[RECORDS TO PROCESS]:

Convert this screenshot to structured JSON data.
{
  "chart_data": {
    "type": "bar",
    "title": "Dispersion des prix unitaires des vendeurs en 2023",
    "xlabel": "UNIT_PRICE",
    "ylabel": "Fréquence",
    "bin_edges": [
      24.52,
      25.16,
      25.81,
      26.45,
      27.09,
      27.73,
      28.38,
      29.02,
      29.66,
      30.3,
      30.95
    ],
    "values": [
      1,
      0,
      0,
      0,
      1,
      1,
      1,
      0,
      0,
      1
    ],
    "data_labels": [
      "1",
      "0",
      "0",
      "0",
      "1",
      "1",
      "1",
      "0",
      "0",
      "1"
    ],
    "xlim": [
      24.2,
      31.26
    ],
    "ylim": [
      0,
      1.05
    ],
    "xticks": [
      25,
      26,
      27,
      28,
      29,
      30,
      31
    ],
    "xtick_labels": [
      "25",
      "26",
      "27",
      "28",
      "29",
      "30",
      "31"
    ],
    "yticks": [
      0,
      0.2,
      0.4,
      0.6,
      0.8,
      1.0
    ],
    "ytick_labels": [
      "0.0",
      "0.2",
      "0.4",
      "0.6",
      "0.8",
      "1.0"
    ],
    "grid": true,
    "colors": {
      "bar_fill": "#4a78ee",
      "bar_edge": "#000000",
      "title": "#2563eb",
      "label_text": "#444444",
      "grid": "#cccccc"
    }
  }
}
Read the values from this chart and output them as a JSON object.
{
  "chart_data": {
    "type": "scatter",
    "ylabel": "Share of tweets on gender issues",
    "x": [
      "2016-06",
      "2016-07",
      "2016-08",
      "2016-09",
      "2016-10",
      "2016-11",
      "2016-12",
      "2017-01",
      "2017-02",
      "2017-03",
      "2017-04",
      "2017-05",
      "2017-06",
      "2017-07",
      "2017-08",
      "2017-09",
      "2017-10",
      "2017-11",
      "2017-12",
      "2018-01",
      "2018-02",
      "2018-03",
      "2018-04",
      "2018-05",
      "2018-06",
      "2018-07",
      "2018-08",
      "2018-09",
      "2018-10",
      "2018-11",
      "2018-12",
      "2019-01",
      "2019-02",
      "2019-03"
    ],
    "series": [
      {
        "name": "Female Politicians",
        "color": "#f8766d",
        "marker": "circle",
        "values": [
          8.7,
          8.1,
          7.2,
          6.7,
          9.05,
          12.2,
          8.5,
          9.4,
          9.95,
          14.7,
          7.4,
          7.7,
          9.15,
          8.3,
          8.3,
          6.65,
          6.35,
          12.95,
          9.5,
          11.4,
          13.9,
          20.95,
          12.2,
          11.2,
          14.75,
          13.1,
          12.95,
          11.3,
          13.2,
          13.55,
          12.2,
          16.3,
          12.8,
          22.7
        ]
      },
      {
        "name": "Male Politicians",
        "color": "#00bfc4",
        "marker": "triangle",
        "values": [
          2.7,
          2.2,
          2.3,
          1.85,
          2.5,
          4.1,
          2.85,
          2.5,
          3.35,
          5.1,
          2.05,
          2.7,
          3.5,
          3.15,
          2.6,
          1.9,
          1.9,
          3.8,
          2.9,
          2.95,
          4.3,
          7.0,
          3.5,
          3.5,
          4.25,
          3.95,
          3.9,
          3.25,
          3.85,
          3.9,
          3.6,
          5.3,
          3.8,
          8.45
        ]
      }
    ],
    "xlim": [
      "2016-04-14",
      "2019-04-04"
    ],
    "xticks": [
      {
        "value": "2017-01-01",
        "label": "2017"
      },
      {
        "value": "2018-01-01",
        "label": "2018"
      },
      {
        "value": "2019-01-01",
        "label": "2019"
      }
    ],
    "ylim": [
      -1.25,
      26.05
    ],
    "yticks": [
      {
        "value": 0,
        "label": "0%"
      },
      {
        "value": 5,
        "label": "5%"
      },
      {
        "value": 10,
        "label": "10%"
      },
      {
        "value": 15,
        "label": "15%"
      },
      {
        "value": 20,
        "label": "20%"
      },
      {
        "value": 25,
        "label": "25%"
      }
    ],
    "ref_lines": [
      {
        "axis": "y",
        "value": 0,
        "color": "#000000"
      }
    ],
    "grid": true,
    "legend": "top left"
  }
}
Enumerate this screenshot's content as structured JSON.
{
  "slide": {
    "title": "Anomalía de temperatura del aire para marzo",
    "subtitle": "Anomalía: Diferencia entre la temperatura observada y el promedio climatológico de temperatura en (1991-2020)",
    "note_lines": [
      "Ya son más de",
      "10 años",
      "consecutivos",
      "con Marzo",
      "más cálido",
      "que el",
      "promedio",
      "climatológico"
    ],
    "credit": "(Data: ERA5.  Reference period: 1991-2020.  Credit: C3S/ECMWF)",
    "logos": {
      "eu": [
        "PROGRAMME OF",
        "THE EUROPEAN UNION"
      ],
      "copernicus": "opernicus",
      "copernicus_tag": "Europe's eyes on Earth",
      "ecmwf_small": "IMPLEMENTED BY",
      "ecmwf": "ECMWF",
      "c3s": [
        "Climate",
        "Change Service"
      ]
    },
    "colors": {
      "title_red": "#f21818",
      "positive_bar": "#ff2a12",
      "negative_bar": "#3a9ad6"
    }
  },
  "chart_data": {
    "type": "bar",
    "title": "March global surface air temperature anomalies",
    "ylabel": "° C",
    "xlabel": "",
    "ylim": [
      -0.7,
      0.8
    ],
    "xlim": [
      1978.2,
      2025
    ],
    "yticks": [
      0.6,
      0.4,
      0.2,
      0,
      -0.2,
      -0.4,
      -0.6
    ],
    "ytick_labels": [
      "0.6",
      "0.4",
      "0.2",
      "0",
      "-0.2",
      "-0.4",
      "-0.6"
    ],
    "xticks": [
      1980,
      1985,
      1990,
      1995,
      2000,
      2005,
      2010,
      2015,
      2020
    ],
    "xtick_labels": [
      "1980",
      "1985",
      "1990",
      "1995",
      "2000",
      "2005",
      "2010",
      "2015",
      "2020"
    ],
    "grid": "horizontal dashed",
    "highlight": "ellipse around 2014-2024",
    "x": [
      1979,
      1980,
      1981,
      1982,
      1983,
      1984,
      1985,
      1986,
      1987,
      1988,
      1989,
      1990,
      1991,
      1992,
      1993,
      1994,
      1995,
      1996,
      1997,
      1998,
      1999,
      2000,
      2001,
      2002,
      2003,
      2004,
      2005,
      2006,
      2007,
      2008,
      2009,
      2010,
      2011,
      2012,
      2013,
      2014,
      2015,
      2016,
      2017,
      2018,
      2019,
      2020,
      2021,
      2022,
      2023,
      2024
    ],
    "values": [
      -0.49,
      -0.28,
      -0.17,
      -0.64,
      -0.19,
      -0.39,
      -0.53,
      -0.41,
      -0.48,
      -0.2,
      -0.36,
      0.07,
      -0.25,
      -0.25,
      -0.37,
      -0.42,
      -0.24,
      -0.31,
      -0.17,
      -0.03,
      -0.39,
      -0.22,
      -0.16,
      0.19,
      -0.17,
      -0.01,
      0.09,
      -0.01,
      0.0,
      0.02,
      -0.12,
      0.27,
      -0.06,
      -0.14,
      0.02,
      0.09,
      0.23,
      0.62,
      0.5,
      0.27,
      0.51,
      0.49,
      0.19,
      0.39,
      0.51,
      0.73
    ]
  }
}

[EXERCISE]:
Return the lines of the records that include the string "screenshot".

[SOLUTION FOR THIS PROBLEM]:
Convert this screenshot to structured JSON data.
Enumerate this screenshot's content as structured JSON.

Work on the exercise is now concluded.